* [TEXT SECTION]

================================

In some ways, then, Celebration Rock filled a void. Sure, there were plenty of Canadian bands playing great, straightforward rock and punk music in the late aughts, but few records sounded as urgent, as restless, and as honest as this one from Japandroids. Celebration Rock stands out because it takes a series of universalities and creates something personal, all while establishing and maintaining a breakneck pace that perfectly suits the oversized hooks and emotions that permeate the record. “Fire’s Highway” is about the life experiences that could have been and the lingering lust that keeps us up at night. “She’ll kiss away your gypsy fears/And turn some restless nights to restless years” shouts Brian King, an absorbing world-weariness in his strained vocal take. “Fire’s Highway” may be the best example of what this album is about, sonically and thematically. Furiously strummed, distorted electric guitar and a pummeling drum take from David Prowse soundtrack every tale of blurry nights and the hazy mornings after.

As much as Celebration Rock meditates on the missed opportunities of youth and the fear of getting old, this isn’t an album full of sadsack odes to better times, or some sort of rosy nostalgia for records that employed only guitars and drums. Instead, it’s an album that uses its glorious shout-along choruses and air guitar-ready grooves to embrace the frantic nature of life. The tip off is right there in the title of the album. This is a celebration, not a lamentation, of the connections we make in our lives and how they not only form some of our best years, but also linger on after they’ve run their course; and, perhaps most importantly, such lingering is to be cherished. Fear, regret, jealousy, love, rage; they’re all part of the human experience, and Celebration Rock wants you to know that it’s rewarding to feel every single one of them.

================================

* [DATASET CONTENT]
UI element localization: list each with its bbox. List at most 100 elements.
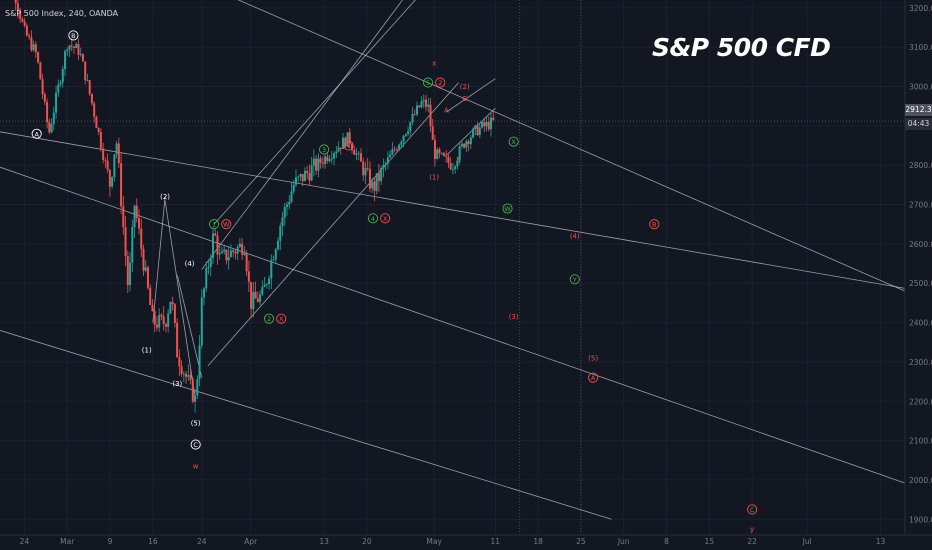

================================

* [WHAT TO WORK ON]
**A.** In the album review, who plays the drums on "Fire's Highway"?
**B.** List every emotion the album review names as part of the human experience.
You won't need the lines at all.

* [PROBLEM SOLUTIONS]
**A.** David Prowse

**B.** Fear, regret, jealousy, love, rage